§ **TEXT SECTION**

Hey folks.
Name’s Joseph. Joseph who, you ask? Joseph of Nazareth. Jesus’s Pop. The other father. No, no. That’s okay. No offense taken. I’m used to kind of being the guy in the corner, the mystery man. I don’t mind, though. Promise.
I just wanted to tell everybody Merry Christmas, and thought this would be the best way to do it. Computers. Who could have dreamed that one up back in my day? It would have seemed impossible. But I’ve seen plenty of the impossible. Nothing much surprised me after that night.
Everybody considers Santa to be the father of Christmas, but I guess I could share that title. Which is funny, because I tend to be left out of things. The focus is on Jesus, as it should be, and then Mary. Angels. Shepherds. Wise men. There’s a lot going on in the Christmas story. But me, I’m just the guy standing beside the manger in the Nativity scene. Not a lot of people understand my side of the story. Which is another reason why I’m here.

§ **Listings of boxed layout items**
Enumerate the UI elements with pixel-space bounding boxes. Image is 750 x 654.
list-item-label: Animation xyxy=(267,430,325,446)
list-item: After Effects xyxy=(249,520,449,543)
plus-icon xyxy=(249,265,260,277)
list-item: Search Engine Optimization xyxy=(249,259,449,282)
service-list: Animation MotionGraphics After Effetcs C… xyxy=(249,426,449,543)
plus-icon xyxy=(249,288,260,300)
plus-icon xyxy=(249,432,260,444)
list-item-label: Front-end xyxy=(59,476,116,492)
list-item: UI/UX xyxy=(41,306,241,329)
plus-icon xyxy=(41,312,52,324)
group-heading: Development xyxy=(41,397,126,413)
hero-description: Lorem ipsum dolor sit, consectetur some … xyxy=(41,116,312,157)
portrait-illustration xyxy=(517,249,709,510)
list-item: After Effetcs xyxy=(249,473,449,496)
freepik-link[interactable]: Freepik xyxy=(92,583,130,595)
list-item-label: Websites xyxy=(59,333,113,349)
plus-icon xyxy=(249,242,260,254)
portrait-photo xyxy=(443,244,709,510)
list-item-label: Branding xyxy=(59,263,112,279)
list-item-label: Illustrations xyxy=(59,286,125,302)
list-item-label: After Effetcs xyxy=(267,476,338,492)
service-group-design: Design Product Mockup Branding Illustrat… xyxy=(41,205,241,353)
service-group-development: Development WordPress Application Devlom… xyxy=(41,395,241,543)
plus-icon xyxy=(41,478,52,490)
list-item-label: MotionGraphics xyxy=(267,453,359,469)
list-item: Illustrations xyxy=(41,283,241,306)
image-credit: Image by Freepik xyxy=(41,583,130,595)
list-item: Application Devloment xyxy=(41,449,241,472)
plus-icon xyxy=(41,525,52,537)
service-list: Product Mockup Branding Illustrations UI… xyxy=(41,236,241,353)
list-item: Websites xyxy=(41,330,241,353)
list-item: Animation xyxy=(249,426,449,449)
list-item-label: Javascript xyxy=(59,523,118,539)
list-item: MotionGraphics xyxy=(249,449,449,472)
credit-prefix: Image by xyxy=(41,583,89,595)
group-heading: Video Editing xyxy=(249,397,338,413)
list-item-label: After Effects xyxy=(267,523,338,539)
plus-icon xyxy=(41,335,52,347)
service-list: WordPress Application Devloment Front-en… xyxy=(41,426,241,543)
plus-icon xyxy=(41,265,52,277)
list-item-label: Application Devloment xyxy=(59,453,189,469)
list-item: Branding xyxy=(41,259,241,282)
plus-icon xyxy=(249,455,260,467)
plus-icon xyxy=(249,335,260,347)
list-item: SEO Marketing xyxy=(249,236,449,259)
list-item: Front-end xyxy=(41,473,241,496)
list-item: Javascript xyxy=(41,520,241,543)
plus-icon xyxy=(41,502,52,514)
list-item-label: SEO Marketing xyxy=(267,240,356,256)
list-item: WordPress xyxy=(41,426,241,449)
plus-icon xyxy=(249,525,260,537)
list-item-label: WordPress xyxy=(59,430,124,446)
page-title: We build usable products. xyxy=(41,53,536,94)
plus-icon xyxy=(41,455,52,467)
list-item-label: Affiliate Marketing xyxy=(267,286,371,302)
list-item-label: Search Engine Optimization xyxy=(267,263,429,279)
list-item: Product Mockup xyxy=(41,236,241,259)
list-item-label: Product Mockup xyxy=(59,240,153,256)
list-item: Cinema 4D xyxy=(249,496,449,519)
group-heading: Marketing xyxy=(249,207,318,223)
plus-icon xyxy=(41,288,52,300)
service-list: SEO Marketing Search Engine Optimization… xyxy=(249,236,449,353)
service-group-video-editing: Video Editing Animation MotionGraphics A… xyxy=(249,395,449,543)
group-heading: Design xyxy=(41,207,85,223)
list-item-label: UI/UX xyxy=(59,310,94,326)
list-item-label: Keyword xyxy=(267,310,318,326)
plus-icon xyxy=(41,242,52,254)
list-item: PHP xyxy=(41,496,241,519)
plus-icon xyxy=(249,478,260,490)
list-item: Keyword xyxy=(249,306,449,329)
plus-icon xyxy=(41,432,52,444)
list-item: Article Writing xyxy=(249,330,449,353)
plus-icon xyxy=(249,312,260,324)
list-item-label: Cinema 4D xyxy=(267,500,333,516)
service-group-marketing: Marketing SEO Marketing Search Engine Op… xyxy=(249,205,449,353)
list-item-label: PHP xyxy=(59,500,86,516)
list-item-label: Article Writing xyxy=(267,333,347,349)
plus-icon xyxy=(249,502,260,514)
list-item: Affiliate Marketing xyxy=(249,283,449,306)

§ **GOAL**
Answer these questions using the Christmas monologue:
(a) What town does the speaker give as part of his name?
(b) What message does the speaker say he wanted to give everybody?
(c) Who does the speaker say everybody considers to be the father of Christmas?

§ **TASK SOLUTION**
(a) Nazareth
(b) Merry Christmas
(c) Santa